Your task is to copy every line of this material exactly.
Data for this task start
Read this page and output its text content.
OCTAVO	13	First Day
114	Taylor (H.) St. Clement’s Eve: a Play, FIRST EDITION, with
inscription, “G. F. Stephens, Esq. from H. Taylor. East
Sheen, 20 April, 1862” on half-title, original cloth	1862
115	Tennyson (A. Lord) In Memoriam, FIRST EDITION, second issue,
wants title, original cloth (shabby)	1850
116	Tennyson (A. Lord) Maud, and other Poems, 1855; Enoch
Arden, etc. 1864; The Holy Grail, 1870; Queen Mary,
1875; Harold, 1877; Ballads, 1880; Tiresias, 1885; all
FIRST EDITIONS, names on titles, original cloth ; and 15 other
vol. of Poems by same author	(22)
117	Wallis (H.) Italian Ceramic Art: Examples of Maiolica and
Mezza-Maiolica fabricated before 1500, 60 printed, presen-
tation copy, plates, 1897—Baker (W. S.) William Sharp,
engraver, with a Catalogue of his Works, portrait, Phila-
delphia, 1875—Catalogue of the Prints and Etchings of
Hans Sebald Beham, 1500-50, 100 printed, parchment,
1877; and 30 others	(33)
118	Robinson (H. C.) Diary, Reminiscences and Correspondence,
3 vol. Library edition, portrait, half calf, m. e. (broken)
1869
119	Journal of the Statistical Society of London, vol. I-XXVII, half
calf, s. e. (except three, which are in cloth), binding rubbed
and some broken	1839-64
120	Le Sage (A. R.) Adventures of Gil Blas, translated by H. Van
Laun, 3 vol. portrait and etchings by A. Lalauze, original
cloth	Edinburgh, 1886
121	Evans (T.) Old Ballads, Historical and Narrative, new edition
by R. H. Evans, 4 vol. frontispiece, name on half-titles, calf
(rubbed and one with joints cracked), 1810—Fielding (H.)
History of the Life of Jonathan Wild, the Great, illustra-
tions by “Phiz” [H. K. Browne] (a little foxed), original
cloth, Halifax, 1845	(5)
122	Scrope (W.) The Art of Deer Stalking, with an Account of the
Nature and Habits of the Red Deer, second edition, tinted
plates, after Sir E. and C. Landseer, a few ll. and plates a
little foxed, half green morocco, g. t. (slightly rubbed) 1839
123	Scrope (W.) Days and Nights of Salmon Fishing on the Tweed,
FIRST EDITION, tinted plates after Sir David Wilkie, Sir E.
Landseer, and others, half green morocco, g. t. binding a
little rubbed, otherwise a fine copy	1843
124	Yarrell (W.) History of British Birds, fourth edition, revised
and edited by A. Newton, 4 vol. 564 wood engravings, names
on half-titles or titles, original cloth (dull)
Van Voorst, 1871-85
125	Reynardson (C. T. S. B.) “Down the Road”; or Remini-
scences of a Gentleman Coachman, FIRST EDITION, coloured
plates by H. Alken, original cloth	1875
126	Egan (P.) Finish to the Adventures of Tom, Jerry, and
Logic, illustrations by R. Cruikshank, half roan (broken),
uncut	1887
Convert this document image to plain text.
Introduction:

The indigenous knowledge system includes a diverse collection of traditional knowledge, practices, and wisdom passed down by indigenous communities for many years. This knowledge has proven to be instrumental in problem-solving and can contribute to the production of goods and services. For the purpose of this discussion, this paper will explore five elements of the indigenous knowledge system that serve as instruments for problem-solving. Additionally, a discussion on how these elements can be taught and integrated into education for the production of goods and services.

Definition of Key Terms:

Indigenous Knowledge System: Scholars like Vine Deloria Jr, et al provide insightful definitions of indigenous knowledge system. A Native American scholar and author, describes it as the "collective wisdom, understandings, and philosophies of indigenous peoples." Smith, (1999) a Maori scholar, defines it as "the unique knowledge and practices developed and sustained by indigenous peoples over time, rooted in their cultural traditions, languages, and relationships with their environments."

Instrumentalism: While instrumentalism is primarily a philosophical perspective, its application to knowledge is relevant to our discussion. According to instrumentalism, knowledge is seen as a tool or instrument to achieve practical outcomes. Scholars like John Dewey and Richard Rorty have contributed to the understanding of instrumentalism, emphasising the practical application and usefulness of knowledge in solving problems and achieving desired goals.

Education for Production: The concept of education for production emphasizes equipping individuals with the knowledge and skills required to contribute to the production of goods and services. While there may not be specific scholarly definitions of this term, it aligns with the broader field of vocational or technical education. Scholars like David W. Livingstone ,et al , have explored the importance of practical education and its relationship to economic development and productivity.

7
Data for this task end
:: Result of the task ::
Read this page and output its text content.
OCTAVO	13	First Day
114	Taylor (H.) St. Clement’s Eve: a Play, FIRST EDITION, with
inscription, “G. F. Stephens, Esq. from H. Taylor. East
Sheen, 20 April, 1862” on half-title, original cloth	1862
115	Tennyson (A. Lord) In Memoriam, FIRST EDITION, second issue,
wants title, original cloth (shabby)	1850
116	Tennyson (A. Lord) Maud, and other Poems, 1855; Enoch
Arden, etc. 1864; The Holy Grail, 1870; Queen Mary,
1875; Harold, 1877; Ballads, 1880; Tiresias, 1885; all
FIRST EDITIONS, names on titles, original cloth ; and 15 other
vol. of Poems by same author	(22)
117	Wallis (H.) Italian Ceramic Art: Examples of Maiolica and
Mezza-Maiolica fabricated before 1500, 60 printed, presen-
tation copy, plates, 1897—Baker (W. S.) William Sharp,
engraver, with a Catalogue of his Works, portrait, Phila-
delphia, 1875—Catalogue of the Prints and Etchings of
Hans Sebald Beham, 1500-50, 100 printed, parchment,
1877; and 30 others	(33)
118	Robinson (H. C.) Diary, Reminiscences and Correspondence,
3 vol. Library edition, portrait, half calf, m. e. (broken)
1869
119	Journal of the Statistical Society of London, vol. I-XXVII, half
calf, s. e. (except three, which are in cloth), binding rubbed
and some broken	1839-64
120	Le Sage (A. R.) Adventures of Gil Blas, translated by H. Van
Laun, 3 vol. portrait and etchings by A. Lalauze, original
cloth	Edinburgh, 1886
121	Evans (T.) Old Ballads, Historical and Narrative, new edition
by R. H. Evans, 4 vol. frontispiece, name on half-titles, calf
(rubbed and one with joints cracked), 1810—Fielding (H.)
History of the Life of Jonathan Wild, the Great, illustra-
tions by “Phiz” [H. K. Browne] (a little foxed), original
cloth, Halifax, 1845	(5)
122	Scrope (W.) The Art of Deer Stalking, with an Account of the
Nature and Habits of the Red Deer, second edition, tinted
plates, after Sir E. and C. Landseer, a few ll. and plates a
little foxed, half green morocco, g. t. (slightly rubbed) 1839
123	Scrope (W.) Days and Nights of Salmon Fishing on the Tweed,
FIRST EDITION, tinted plates after Sir David Wilkie, Sir E.
Landseer, and others, half green morocco, g. t. binding a
little rubbed, otherwise a fine copy	1843
124	Yarrell (W.) History of British Birds, fourth edition, revised
and edited by A. Newton, 4 vol. 564 wood engravings, names
on half-titles or titles, original cloth (dull)
Van Voorst, 1871-85
125	Reynardson (C. T. S. B.) “Down the Road”; or Remini-
scences of a Gentleman Coachman, FIRST EDITION, coloured
plates by H. Alken, original cloth	1875
126	Egan (P.) Finish to the Adventures of Tom, Jerry, and
Logic, illustrations by R. Cruikshank, half roan (broken),
uncut	1887
Convert this document image to plain text.
Introduction:

The indigenous knowledge system includes a diverse collection of traditional knowledge, practices, and wisdom passed down by indigenous communities for many years. This knowledge has proven to be instrumental in problem-solving and can contribute to the production of goods and services. For the purpose of this discussion, this paper will explore five elements of the indigenous knowledge system that serve as instruments for problem-solving. Additionally, a discussion on how these elements can be taught and integrated into education for the production of goods and services.

Definition of Key Terms:

Indigenous Knowledge System: Scholars like Vine Deloria Jr, et al provide insightful definitions of indigenous knowledge system. A Native American scholar and author, describes it as the "collective wisdom, understandings, and philosophies of indigenous peoples." Smith, (1999) a Maori scholar, defines it as "the unique knowledge and practices developed and sustained by indigenous peoples over time, rooted in their cultural traditions, languages, and relationships with their environments."

Instrumentalism: While instrumentalism is primarily a philosophical perspective, its application to knowledge is relevant to our discussion. According to instrumentalism, knowledge is seen as a tool or instrument to achieve practical outcomes. Scholars like John Dewey and Richard Rorty have contributed to the understanding of instrumentalism, emphasising the practical application and usefulness of knowledge in solving problems and achieving desired goals.

Education for Production: The concept of education for production emphasizes equipping individuals with the knowledge and skills required to contribute to the production of goods and services. While there may not be specific scholarly definitions of this term, it aligns with the broader field of vocational or technical education. Scholars like David W. Livingstone ,et al , have explored the importance of practical education and its relationship to economic development and productivity.

7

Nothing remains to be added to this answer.